▸ **Task requirements**: Copy out the material below line for line, leaving every character unchanged.
=== Exercise materials ===
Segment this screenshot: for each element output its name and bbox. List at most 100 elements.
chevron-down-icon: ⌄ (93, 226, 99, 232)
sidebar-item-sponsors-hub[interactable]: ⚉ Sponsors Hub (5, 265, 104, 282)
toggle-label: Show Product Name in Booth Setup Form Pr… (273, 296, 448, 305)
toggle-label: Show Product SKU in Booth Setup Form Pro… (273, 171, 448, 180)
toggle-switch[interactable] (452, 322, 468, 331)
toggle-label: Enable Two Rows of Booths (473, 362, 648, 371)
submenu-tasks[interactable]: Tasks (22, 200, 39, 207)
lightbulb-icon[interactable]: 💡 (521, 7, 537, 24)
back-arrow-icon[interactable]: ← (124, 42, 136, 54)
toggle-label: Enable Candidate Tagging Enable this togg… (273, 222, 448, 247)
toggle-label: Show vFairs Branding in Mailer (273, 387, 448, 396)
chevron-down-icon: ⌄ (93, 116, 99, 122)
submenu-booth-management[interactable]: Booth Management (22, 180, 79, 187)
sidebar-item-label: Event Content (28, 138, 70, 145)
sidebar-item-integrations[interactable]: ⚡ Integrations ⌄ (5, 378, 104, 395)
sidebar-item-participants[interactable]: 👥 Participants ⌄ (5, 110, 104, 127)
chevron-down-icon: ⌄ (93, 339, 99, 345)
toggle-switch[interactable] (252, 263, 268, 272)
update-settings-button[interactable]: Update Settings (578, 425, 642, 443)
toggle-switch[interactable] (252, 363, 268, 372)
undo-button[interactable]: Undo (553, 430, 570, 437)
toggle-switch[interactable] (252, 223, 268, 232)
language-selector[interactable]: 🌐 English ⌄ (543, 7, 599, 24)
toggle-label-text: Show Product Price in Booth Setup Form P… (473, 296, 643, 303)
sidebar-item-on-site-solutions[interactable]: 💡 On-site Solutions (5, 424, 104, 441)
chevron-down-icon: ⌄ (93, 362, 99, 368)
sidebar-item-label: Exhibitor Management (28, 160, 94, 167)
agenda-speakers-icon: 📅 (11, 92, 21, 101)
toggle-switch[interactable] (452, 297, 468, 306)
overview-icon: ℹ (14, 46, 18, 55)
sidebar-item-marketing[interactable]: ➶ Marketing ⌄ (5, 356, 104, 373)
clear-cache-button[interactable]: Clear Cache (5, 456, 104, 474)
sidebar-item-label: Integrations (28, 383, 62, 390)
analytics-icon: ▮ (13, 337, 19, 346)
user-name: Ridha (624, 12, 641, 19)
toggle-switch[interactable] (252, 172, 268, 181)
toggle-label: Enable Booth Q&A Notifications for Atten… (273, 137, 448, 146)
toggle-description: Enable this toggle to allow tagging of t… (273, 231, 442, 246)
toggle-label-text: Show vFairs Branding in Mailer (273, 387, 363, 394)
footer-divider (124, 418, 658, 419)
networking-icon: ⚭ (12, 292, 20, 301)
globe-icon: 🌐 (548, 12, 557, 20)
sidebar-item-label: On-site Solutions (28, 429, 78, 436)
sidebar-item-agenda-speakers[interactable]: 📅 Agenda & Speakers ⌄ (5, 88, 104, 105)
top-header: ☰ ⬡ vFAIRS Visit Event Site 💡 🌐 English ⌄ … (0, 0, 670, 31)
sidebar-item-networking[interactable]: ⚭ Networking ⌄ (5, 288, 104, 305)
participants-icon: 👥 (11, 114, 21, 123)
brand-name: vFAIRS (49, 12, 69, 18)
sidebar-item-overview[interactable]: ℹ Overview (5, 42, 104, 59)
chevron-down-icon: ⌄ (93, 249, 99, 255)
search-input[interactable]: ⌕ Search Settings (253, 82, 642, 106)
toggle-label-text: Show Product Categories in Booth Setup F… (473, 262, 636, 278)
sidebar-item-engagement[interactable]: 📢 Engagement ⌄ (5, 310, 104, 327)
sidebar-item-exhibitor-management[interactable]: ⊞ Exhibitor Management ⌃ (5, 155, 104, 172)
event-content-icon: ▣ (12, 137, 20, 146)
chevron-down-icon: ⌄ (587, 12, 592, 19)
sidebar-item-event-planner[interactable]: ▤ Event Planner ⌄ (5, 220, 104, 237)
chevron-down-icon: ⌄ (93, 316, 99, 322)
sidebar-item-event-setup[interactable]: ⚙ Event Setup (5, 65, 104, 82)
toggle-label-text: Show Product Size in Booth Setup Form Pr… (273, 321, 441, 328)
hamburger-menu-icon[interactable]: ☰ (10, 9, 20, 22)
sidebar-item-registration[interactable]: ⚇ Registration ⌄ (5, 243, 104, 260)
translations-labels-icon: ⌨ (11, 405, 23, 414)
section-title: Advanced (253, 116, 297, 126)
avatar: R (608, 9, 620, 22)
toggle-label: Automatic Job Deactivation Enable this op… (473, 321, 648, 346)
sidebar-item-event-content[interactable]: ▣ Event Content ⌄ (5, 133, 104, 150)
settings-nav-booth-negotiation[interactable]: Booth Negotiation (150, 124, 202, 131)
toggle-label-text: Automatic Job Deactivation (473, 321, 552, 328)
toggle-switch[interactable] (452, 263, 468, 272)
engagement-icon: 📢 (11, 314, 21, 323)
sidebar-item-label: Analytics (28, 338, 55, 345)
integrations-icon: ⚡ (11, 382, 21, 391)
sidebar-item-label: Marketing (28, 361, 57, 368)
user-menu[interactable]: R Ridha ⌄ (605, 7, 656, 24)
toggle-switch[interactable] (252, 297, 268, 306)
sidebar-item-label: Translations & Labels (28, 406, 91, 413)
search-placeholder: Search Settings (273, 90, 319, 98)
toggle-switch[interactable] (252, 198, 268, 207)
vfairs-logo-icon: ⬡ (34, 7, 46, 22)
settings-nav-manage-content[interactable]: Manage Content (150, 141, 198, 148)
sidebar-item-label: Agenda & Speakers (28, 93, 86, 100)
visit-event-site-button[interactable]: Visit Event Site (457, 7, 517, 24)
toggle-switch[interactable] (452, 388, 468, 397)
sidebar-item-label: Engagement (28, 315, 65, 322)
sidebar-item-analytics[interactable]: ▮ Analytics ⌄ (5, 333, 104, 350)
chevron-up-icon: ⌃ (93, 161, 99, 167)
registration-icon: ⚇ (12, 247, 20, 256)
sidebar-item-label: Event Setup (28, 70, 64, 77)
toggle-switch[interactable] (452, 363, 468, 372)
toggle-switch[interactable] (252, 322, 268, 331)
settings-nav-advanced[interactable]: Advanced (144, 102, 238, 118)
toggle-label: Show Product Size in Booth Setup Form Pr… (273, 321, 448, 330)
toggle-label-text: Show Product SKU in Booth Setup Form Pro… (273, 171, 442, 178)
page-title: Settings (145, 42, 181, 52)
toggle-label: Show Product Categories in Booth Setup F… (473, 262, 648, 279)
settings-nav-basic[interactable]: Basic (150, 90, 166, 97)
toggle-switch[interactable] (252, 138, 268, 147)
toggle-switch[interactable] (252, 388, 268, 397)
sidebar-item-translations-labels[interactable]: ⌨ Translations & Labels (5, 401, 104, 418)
===
▸ **Task solution**:
Segment this screenshot: for each element output its name and bbox. List at most 100 elements.
chevron-down-icon: ⌄ (93, 226, 99, 232)
sidebar-item-sponsors-hub[interactable]: ⚉ Sponsors Hub (5, 265, 104, 282)
toggle-label: Show Product Name in Booth Setup Form Pr… (273, 296, 448, 305)
toggle-label: Show Product SKU in Booth Setup Form Pro… (273, 171, 448, 180)
toggle-switch[interactable] (452, 322, 468, 331)
toggle-label: Enable Two Rows of Booths (473, 362, 648, 371)
submenu-tasks[interactable]: Tasks (22, 200, 39, 207)
lightbulb-icon[interactable]: 💡 (521, 7, 537, 24)
back-arrow-icon[interactable]: ← (124, 42, 136, 54)
toggle-label: Enable Candidate Tagging Enable this togg… (273, 222, 448, 247)
toggle-label: Show vFairs Branding in Mailer (273, 387, 448, 396)
chevron-down-icon: ⌄ (93, 116, 99, 122)
submenu-booth-management[interactable]: Booth Management (22, 180, 79, 187)
sidebar-item-label: Event Content (28, 138, 70, 145)
sidebar-item-integrations[interactable]: ⚡ Integrations ⌄ (5, 378, 104, 395)
sidebar-item-participants[interactable]: 👥 Participants ⌄ (5, 110, 104, 127)
chevron-down-icon: ⌄ (93, 339, 99, 345)
toggle-switch[interactable] (252, 263, 268, 272)
update-settings-button[interactable]: Update Settings (578, 425, 642, 443)
toggle-switch[interactable] (252, 363, 268, 372)
undo-button[interactable]: Undo (553, 430, 570, 437)
toggle-switch[interactable] (252, 223, 268, 232)
language-selector[interactable]: 🌐 English ⌄ (543, 7, 599, 24)
toggle-label-text: Show Product Price in Booth Setup Form P… (473, 296, 643, 303)
sidebar-item-on-site-solutions[interactable]: 💡 On-site Solutions (5, 424, 104, 441)
chevron-down-icon: ⌄ (93, 362, 99, 368)
sidebar-item-label: Exhibitor Management (28, 160, 94, 167)
agenda-speakers-icon: 📅 (11, 92, 21, 101)
toggle-switch[interactable] (452, 297, 468, 306)
overview-icon: ℹ (14, 46, 18, 55)
sidebar-item-marketing[interactable]: ➶ Marketing ⌄ (5, 356, 104, 373)
clear-cache-button[interactable]: Clear Cache (5, 456, 104, 474)
sidebar-item-label: Integrations (28, 383, 62, 390)
analytics-icon: ▮ (13, 337, 19, 346)
user-name: Ridha (624, 12, 641, 19)
toggle-switch[interactable] (252, 172, 268, 181)
toggle-label: Enable Booth Q&A Notifications for Atten… (273, 137, 448, 146)
toggle-description: Enable this toggle to allow tagging of t… (273, 231, 442, 246)
toggle-label-text: Show vFairs Branding in Mailer (273, 387, 363, 394)
footer-divider (124, 418, 658, 419)
networking-icon: ⚭ (12, 292, 20, 301)
globe-icon: 🌐 (548, 12, 557, 20)
sidebar-item-label: On-site Solutions (28, 429, 78, 436)
sidebar-item-agenda-speakers[interactable]: 📅 Agenda & Speakers ⌄ (5, 88, 104, 105)
top-header: ☰ ⬡ vFAIRS Visit Event Site 💡 🌐 English ⌄ … (0, 0, 670, 31)
sidebar-item-networking[interactable]: ⚭ Networking ⌄ (5, 288, 104, 305)
participants-icon: 👥 (11, 114, 21, 123)
brand-name: vFAIRS (49, 12, 69, 18)
sidebar-item-overview[interactable]: ℹ Overview (5, 42, 104, 59)
chevron-down-icon: ⌄ (93, 249, 99, 255)
search-input[interactable]: ⌕ Search Settings (253, 82, 642, 106)
toggle-label-text: Show Product Categories in Booth Setup F… (473, 262, 636, 278)
sidebar-item-engagement[interactable]: 📢 Engagement ⌄ (5, 310, 104, 327)
sidebar-item-exhibitor-management[interactable]: ⊞ Exhibitor Management ⌃ (5, 155, 104, 172)
event-content-icon: ▣ (12, 137, 20, 146)
chevron-down-icon: ⌄ (587, 12, 592, 19)
sidebar-item-event-planner[interactable]: ▤ Event Planner ⌄ (5, 220, 104, 237)
chevron-down-icon: ⌄ (93, 316, 99, 322)
sidebar-item-event-setup[interactable]: ⚙ Event Setup (5, 65, 104, 82)
toggle-label-text: Show Product Size in Booth Setup Form Pr… (273, 321, 441, 328)
hamburger-menu-icon[interactable]: ☰ (10, 9, 20, 22)
sidebar-item-registration[interactable]: ⚇ Registration ⌄ (5, 243, 104, 260)
translations-labels-icon: ⌨ (11, 405, 23, 414)
section-title: Advanced (253, 116, 297, 126)
avatar: R (608, 9, 620, 22)
toggle-label: Automatic Job Deactivation Enable this op… (473, 321, 648, 346)
sidebar-item-event-content[interactable]: ▣ Event Content ⌄ (5, 133, 104, 150)
settings-nav-booth-negotiation[interactable]: Booth Negotiation (150, 124, 202, 131)
toggle-label-text: Automatic Job Deactivation (473, 321, 552, 328)
toggle-switch[interactable] (452, 263, 468, 272)
engagement-icon: 📢 (11, 314, 21, 323)
sidebar-item-label: Analytics (28, 338, 55, 345)
integrations-icon: ⚡ (11, 382, 21, 391)
sidebar-item-label: Marketing (28, 361, 57, 368)
user-menu[interactable]: R Ridha ⌄ (605, 7, 656, 24)
toggle-switch[interactable] (252, 297, 268, 306)
sidebar-item-label: Translations & Labels (28, 406, 91, 413)
search-placeholder: Search Settings (273, 90, 319, 98)
toggle-switch[interactable] (252, 198, 268, 207)
vfairs-logo-icon: ⬡ (34, 7, 46, 22)
settings-nav-manage-content[interactable]: Manage Content (150, 141, 198, 148)
sidebar-item-label: Agenda & Speakers (28, 93, 86, 100)
visit-event-site-button[interactable]: Visit Event Site (457, 7, 517, 24)
toggle-switch[interactable] (452, 388, 468, 397)
sidebar-item-label: Engagement (28, 315, 65, 322)
sidebar-item-analytics[interactable]: ▮ Analytics ⌄ (5, 333, 104, 350)
chevron-up-icon: ⌃ (93, 161, 99, 167)
registration-icon: ⚇ (12, 247, 20, 256)
sidebar-item-label: Event Setup (28, 70, 64, 77)
toggle-switch[interactable] (452, 363, 468, 372)
toggle-switch[interactable] (252, 322, 268, 331)
settings-nav-advanced[interactable]: Advanced (144, 102, 238, 118)
toggle-label: Show Product Size in Booth Setup Form Pr… (273, 321, 448, 330)
toggle-label-text: Show Product SKU in Booth Setup Form Pro… (273, 171, 442, 178)
page-title: Settings (145, 42, 181, 52)
toggle-label: Show Product Categories in Booth Setup F… (473, 262, 648, 279)
settings-nav-basic[interactable]: Basic (150, 90, 166, 97)
toggle-switch[interactable] (252, 138, 268, 147)
toggle-switch[interactable] (252, 388, 268, 397)
sidebar-item-translations-labels[interactable]: ⌨ Translations & Labels (5, 401, 104, 418)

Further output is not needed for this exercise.